Work required: Only the pictures are omitted; repeat all other data exactly.

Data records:
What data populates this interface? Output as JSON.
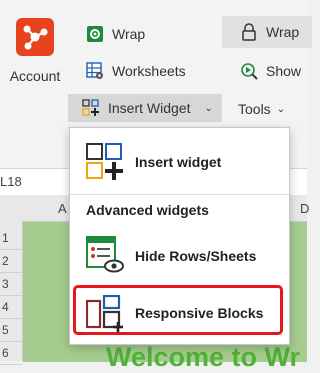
{
  "ribbon": {
    "account_label": "Account",
    "wrap_label": "Wrap",
    "worksheets_label": "Worksheets",
    "insert_widget_label": "Insert Widget",
    "wrap2_label": "Wrap",
    "show_label": "Show",
    "tools_label": "Tools"
  },
  "sheet": {
    "cell_ref": "L18",
    "columns": [
      "A",
      "D"
    ],
    "rows": [
      "1",
      "2",
      "3",
      "4",
      "5",
      "6"
    ],
    "welcome_text": "Welcome to Wr"
  },
  "menu": {
    "insert_widget_item": "Insert widget",
    "section_title": "Advanced widgets",
    "hide_rows_item": "Hide Rows/Sheets",
    "responsive_blocks_item": "Responsive Blocks"
  },
  "colors": {
    "brand": "#e8431f",
    "highlight": "#e8151b",
    "sheet_green": "#a5cc8e",
    "icon_blue": "#1e5fb3",
    "icon_orange": "#f0a30a",
    "icon_green": "#1f8a3c",
    "icon_maroon": "#8b2a2a"
  },
  "icons": {
    "account": "account-logo-icon",
    "wrap": "wrap-icon",
    "worksheets": "worksheets-icon",
    "insert_widget": "insert-widget-icon",
    "wrap2": "lock-icon",
    "show": "show-icon",
    "menu_insert": "insert-widget-grid-icon",
    "menu_hide": "hide-rows-icon",
    "menu_responsive": "responsive-blocks-icon"
  }
}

Finished answer:
What data populates this interface? Output as JSON.
{
  "ribbon": {
    "account_label": "Account",
    "wrap_label": "Wrap",
    "worksheets_label": "Worksheets",
    "insert_widget_label": "Insert Widget",
    "wrap2_label": "Wrap",
    "show_label": "Show",
    "tools_label": "Tools"
  },
  "sheet": {
    "cell_ref": "L18",
    "columns": [
      "A",
      "D"
    ],
    "rows": [
      "1",
      "2",
      "3",
      "4",
      "5",
      "6"
    ],
    "welcome_text": "Welcome to Wr"
  },
  "menu": {
    "insert_widget_item": "Insert widget",
    "section_title": "Advanced widgets",
    "hide_rows_item": "Hide Rows/Sheets",
    "responsive_blocks_item": "Responsive Blocks"
  },
  "colors": {
    "brand": "#e8431f",
    "highlight": "#e8151b",
    "sheet_green": "#a5cc8e",
    "icon_blue": "#1e5fb3",
    "icon_orange": "#f0a30a",
    "icon_green": "#1f8a3c",
    "icon_maroon": "#8b2a2a"
  },
  "icons": {
    "account": "account-logo-icon",
    "wrap": "wrap-icon",
    "worksheets": "worksheets-icon",
    "insert_widget": "insert-widget-icon",
    "wrap2": "lock-icon",
    "show": "show-icon",
    "menu_insert": "insert-widget-grid-icon",
    "menu_hide": "hide-rows-icon",
    "menu_responsive": "responsive-blocks-icon"
  }
}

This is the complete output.